Data to process.
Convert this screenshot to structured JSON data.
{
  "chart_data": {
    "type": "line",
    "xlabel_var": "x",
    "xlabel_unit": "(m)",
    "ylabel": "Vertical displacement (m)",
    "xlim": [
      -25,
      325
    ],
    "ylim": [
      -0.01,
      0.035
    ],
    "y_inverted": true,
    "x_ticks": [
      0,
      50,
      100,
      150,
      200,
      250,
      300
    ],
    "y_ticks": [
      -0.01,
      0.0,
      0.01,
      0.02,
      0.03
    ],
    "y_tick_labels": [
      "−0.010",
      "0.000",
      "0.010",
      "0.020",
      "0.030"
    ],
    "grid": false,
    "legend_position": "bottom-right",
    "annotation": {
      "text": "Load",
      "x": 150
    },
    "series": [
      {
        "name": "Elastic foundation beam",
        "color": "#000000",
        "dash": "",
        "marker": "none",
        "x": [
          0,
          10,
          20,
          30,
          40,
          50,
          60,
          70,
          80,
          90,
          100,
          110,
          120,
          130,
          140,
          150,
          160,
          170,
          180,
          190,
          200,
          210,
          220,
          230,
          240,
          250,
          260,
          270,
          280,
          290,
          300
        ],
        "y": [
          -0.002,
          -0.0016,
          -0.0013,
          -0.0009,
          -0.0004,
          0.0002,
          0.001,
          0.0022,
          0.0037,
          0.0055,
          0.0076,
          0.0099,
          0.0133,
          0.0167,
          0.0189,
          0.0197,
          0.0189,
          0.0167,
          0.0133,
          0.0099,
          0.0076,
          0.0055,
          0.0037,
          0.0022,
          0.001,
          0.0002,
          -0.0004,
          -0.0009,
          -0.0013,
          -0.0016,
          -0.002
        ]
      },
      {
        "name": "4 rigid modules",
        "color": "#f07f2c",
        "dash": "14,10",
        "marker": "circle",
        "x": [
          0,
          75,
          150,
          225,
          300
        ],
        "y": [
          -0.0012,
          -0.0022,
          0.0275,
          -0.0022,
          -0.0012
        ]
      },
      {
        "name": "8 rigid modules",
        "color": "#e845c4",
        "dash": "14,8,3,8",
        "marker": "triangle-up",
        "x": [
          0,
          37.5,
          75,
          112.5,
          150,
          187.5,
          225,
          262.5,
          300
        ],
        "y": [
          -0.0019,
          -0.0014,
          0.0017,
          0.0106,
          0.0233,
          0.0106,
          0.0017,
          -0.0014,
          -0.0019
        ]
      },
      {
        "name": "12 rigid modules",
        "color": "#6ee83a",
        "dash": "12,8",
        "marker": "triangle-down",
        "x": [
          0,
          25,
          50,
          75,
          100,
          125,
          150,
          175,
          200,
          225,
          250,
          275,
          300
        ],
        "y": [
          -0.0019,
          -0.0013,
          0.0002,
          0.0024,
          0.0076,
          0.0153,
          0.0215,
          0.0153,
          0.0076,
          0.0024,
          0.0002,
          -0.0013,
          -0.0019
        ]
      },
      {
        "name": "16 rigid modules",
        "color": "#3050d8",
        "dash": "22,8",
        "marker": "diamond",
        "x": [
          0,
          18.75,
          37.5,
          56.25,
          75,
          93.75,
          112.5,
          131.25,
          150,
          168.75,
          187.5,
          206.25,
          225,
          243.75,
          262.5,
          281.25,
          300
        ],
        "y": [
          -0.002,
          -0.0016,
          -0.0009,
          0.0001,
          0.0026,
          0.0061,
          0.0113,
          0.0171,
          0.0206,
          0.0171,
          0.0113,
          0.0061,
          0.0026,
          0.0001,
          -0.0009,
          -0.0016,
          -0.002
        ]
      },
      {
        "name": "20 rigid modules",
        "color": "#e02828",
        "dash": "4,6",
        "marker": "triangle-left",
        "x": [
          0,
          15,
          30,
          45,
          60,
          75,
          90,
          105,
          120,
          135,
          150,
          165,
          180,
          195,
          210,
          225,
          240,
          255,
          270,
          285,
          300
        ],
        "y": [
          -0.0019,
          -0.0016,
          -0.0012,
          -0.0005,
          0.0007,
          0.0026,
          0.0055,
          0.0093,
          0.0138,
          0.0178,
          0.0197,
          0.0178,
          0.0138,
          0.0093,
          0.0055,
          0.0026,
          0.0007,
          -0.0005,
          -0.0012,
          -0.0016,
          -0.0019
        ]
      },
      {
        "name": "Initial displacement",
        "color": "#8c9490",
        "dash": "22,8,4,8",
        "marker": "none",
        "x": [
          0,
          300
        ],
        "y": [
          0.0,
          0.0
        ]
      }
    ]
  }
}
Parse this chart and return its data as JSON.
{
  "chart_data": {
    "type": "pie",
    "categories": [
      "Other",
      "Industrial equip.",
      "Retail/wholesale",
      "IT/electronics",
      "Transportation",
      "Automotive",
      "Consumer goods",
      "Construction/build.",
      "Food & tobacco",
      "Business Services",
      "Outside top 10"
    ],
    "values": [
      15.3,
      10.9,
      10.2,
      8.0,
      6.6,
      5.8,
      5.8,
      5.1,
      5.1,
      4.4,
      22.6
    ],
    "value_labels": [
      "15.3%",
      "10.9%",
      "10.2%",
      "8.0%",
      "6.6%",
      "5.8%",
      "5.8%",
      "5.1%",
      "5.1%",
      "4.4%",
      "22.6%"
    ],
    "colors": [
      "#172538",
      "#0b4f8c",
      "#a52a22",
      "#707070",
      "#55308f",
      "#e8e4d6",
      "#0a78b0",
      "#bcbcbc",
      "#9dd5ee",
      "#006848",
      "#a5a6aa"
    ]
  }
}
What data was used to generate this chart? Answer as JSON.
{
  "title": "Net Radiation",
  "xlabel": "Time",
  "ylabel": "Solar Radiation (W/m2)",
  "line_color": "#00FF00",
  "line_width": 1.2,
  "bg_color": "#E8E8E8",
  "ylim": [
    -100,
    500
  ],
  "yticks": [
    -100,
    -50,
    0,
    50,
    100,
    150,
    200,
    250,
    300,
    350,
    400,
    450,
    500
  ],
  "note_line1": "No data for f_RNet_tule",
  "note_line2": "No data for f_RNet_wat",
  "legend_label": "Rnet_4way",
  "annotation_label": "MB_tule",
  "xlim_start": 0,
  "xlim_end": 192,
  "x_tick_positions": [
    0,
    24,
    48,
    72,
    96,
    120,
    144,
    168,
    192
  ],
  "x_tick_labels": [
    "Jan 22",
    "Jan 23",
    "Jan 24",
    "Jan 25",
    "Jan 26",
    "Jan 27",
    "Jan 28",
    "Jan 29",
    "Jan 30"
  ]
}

Directive. Select and copy each line from the data that includes the word "dash".

Task response.
        "dash": "",
        "dash": "14,10",
        "dash": "14,8,3,8",
        "dash": "12,8",
        "dash": "22,8",
        "dash": "4,6",
        "dash": "22,8,4,8",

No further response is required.